Dataset entries on figures
+ + + +
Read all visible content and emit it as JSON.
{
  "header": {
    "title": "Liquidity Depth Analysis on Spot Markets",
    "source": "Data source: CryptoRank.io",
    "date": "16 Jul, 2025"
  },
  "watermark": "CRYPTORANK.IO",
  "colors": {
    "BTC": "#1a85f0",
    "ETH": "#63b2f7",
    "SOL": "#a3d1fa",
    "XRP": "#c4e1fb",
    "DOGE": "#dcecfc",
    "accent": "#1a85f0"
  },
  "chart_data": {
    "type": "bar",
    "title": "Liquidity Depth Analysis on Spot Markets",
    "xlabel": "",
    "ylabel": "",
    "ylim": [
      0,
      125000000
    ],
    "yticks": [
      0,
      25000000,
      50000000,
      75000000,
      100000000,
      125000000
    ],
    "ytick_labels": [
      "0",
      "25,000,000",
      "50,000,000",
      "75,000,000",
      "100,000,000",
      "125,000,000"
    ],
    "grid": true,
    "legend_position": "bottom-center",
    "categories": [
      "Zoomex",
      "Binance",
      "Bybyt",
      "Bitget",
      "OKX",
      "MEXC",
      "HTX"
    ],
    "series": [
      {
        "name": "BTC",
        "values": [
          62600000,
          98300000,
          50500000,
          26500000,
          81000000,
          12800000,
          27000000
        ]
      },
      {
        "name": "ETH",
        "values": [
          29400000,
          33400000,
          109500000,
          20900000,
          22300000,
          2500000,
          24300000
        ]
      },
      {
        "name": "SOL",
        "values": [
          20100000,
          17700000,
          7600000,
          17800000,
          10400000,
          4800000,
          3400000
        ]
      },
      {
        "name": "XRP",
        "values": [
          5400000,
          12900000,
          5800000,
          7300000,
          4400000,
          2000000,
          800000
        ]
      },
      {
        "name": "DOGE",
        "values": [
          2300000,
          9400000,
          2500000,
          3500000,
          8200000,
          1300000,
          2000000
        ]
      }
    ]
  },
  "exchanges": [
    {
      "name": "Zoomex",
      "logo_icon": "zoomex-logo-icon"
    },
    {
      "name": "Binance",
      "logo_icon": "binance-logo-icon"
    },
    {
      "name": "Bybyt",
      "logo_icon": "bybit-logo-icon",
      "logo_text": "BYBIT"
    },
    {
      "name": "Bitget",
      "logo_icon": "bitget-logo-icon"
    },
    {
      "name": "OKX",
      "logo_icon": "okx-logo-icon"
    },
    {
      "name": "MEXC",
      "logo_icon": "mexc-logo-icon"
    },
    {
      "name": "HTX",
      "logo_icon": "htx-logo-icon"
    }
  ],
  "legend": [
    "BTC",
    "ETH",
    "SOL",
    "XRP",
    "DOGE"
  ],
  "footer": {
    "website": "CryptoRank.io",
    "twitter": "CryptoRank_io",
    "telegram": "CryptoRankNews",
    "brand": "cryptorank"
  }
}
+ + + +
WHAT YOU ARE ASKED TO DO - Every line above should be written out again exactly as it stands.

SOLUTION TO THIS TASK -
Read all visible content and emit it as JSON.
{
  "header": {
    "title": "Liquidity Depth Analysis on Spot Markets",
    "source": "Data source: CryptoRank.io",
    "date": "16 Jul, 2025"
  },
  "watermark": "CRYPTORANK.IO",
  "colors": {
    "BTC": "#1a85f0",
    "ETH": "#63b2f7",
    "SOL": "#a3d1fa",
    "XRP": "#c4e1fb",
    "DOGE": "#dcecfc",
    "accent": "#1a85f0"
  },
  "chart_data": {
    "type": "bar",
    "title": "Liquidity Depth Analysis on Spot Markets",
    "xlabel": "",
    "ylabel": "",
    "ylim": [
      0,
      125000000
    ],
    "yticks": [
      0,
      25000000,
      50000000,
      75000000,
      100000000,
      125000000
    ],
    "ytick_labels": [
      "0",
      "25,000,000",
      "50,000,000",
      "75,000,000",
      "100,000,000",
      "125,000,000"
    ],
    "grid": true,
    "legend_position": "bottom-center",
    "categories": [
      "Zoomex",
      "Binance",
      "Bybyt",
      "Bitget",
      "OKX",
      "MEXC",
      "HTX"
    ],
    "series": [
      {
        "name": "BTC",
        "values": [
          62600000,
          98300000,
          50500000,
          26500000,
          81000000,
          12800000,
          27000000
        ]
      },
      {
        "name": "ETH",
        "values": [
          29400000,
          33400000,
          109500000,
          20900000,
          22300000,
          2500000,
          24300000
        ]
      },
      {
        "name": "SOL",
        "values": [
          20100000,
          17700000,
          7600000,
          17800000,
          10400000,
          4800000,
          3400000
        ]
      },
      {
        "name": "XRP",
        "values": [
          5400000,
          12900000,
          5800000,
          7300000,
          4400000,
          2000000,
          800000
        ]
      },
      {
        "name": "DOGE",
        "values": [
          2300000,
          9400000,
          2500000,
          3500000,
          8200000,
          1300000,
          2000000
        ]
      }
    ]
  },
  "exchanges": [
    {
      "name": "Zoomex",
      "logo_icon": "zoomex-logo-icon"
    },
    {
      "name": "Binance",
      "logo_icon": "binance-logo-icon"
    },
    {
      "name": "Bybyt",
      "logo_icon": "bybit-logo-icon",
      "logo_text": "BYBIT"
    },
    {
      "name": "Bitget",
      "logo_icon": "bitget-logo-icon"
    },
    {
      "name": "OKX",
      "logo_icon": "okx-logo-icon"
    },
    {
      "name": "MEXC",
      "logo_icon": "mexc-logo-icon"
    },
    {
      "name": "HTX",
      "logo_icon": "htx-logo-icon"
    }
  ],
  "legend": [
    "BTC",
    "ETH",
    "SOL",
    "XRP",
    "DOGE"
  ],
  "footer": {
    "website": "CryptoRank.io",
    "twitter": "CryptoRank_io",
    "telegram": "CryptoRankNews",
    "brand": "cryptorank"
  }
}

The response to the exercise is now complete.